[WHAT NEEDS TO BE DONE] Skip the pictures and extract all of the lines exactly as written.

[DATA FOR THIS EXERCISE]
———

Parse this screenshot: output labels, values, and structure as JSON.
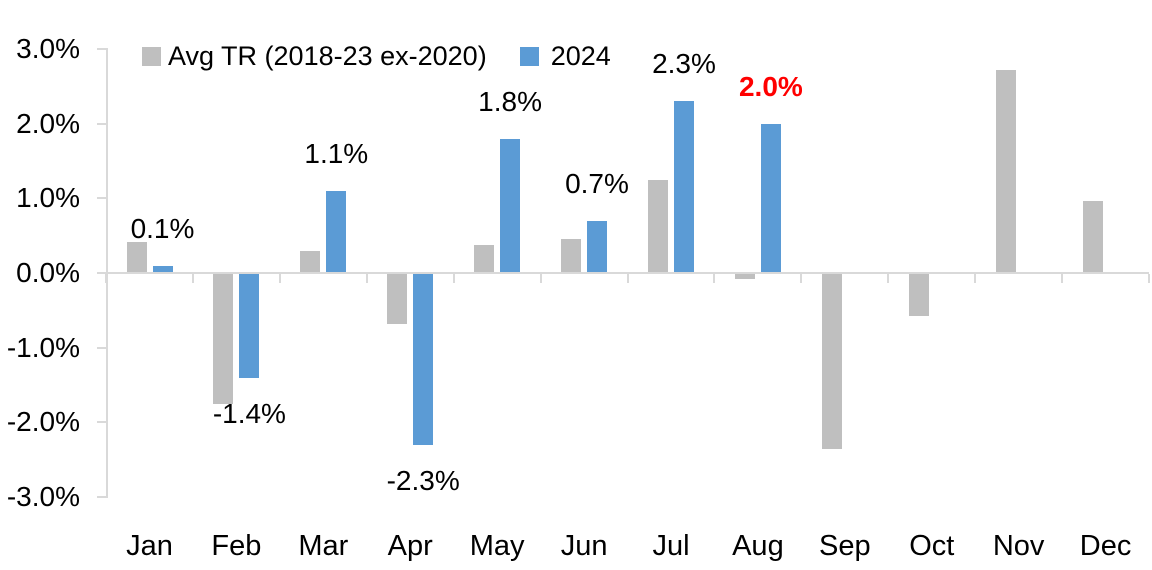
{
  "chart_data": {
    "type": "bar",
    "title": "",
    "categories": [
      "Jan",
      "Feb",
      "Mar",
      "Apr",
      "May",
      "Jun",
      "Jul",
      "Aug",
      "Sep",
      "Oct",
      "Nov",
      "Dec"
    ],
    "y_axis": {
      "tick_labels": [
        "3.0%",
        "2.0%",
        "1.0%",
        "0.0%",
        "-1.0%",
        "-2.0%",
        "-3.0%"
      ],
      "max": 3.0,
      "min": -3.0,
      "step": 1.0,
      "unit": "%"
    },
    "series": [
      {
        "name": "Avg TR (2018-23 ex-2020)",
        "key": "avg-tr",
        "color": "#BFBFBF",
        "values": [
          0.42,
          -1.75,
          0.3,
          -0.68,
          0.37,
          0.45,
          1.25,
          -0.08,
          -2.35,
          -0.58,
          2.72,
          0.96
        ]
      },
      {
        "name": "2024",
        "key": "2024",
        "color": "#5B9BD5",
        "values": [
          0.1,
          -1.4,
          1.1,
          -2.3,
          1.8,
          0.7,
          2.3,
          2.0,
          null,
          null,
          null,
          null
        ],
        "data_labels": [
          {
            "text": "0.1%",
            "color": "#000000",
            "bold": false
          },
          {
            "text": "-1.4%",
            "color": "#000000",
            "bold": false
          },
          {
            "text": "1.1%",
            "color": "#000000",
            "bold": false
          },
          {
            "text": "-2.3%",
            "color": "#000000",
            "bold": false
          },
          {
            "text": "1.8%",
            "color": "#000000",
            "bold": false
          },
          {
            "text": "0.7%",
            "color": "#000000",
            "bold": false
          },
          {
            "text": "2.3%",
            "color": "#000000",
            "bold": false
          },
          {
            "text": "2.0%",
            "color": "#FF0000",
            "bold": true
          },
          null,
          null,
          null,
          null
        ]
      }
    ],
    "legend_position": "top",
    "grid": false,
    "axis_color": "#D9D9D9",
    "text_color": "#000000",
    "background": "#FFFFFF"
  }
}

———

[TASK RESPONSE]
Parse this screenshot: output labels, values, and structure as JSON.
{
  "chart_data": {
    "type": "bar",
    "title": "",
    "categories": [
      "Jan",
      "Feb",
      "Mar",
      "Apr",
      "May",
      "Jun",
      "Jul",
      "Aug",
      "Sep",
      "Oct",
      "Nov",
      "Dec"
    ],
    "y_axis": {
      "tick_labels": [
        "3.0%",
        "2.0%",
        "1.0%",
        "0.0%",
        "-1.0%",
        "-2.0%",
        "-3.0%"
      ],
      "max": 3.0,
      "min": -3.0,
      "step": 1.0,
      "unit": "%"
    },
    "series": [
      {
        "name": "Avg TR (2018-23 ex-2020)",
        "key": "avg-tr",
        "color": "#BFBFBF",
        "values": [
          0.42,
          -1.75,
          0.3,
          -0.68,
          0.37,
          0.45,
          1.25,
          -0.08,
          -2.35,
          -0.58,
          2.72,
          0.96
        ]
      },
      {
        "name": "2024",
        "key": "2024",
        "color": "#5B9BD5",
        "values": [
          0.1,
          -1.4,
          1.1,
          -2.3,
          1.8,
          0.7,
          2.3,
          2.0,
          null,
          null,
          null,
          null
        ],
        "data_labels": [
          {
            "text": "0.1%",
            "color": "#000000",
            "bold": false
          },
          {
            "text": "-1.4%",
            "color": "#000000",
            "bold": false
          },
          {
            "text": "1.1%",
            "color": "#000000",
            "bold": false
          },
          {
            "text": "-2.3%",
            "color": "#000000",
            "bold": false
          },
          {
            "text": "1.8%",
            "color": "#000000",
            "bold": false
          },
          {
            "text": "0.7%",
            "color": "#000000",
            "bold": false
          },
          {
            "text": "2.3%",
            "color": "#000000",
            "bold": false
          },
          {
            "text": "2.0%",
            "color": "#FF0000",
            "bold": true
          },
          null,
          null,
          null,
          null
        ]
      }
    ],
    "legend_position": "top",
    "grid": false,
    "axis_color": "#D9D9D9",
    "text_color": "#000000",
    "background": "#FFFFFF"
  }
}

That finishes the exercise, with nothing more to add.